• **Work request**
Search the entries below for "ZZZZZ" and copy each matching line.

*** Opening Exercise materials ***

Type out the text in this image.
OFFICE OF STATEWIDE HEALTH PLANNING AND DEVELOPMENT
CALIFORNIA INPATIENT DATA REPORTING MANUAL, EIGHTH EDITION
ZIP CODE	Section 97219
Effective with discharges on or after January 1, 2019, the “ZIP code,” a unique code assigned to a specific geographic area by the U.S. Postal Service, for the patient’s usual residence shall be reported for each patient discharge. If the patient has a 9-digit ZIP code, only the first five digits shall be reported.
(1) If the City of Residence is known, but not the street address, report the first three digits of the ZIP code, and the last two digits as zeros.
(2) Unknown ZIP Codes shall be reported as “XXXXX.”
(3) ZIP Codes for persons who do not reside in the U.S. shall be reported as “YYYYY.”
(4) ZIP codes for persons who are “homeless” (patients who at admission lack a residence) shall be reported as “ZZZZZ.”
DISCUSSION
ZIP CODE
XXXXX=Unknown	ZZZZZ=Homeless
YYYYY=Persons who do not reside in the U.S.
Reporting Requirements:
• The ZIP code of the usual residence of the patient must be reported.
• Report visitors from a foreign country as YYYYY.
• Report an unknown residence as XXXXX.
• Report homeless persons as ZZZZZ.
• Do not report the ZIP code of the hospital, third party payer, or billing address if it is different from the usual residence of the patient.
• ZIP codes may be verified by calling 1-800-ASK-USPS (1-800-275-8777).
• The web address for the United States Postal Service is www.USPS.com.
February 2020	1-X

*** Closing Exercise materials ***

• **Response area**
(4) ZIP codes for persons who are “homeless” (patients who at admission lack a residence) shall be reported as “ZZZZZ.”
XXXXX=Unknown	ZZZZZ=Homeless
• Report homeless persons as ZZZZZ.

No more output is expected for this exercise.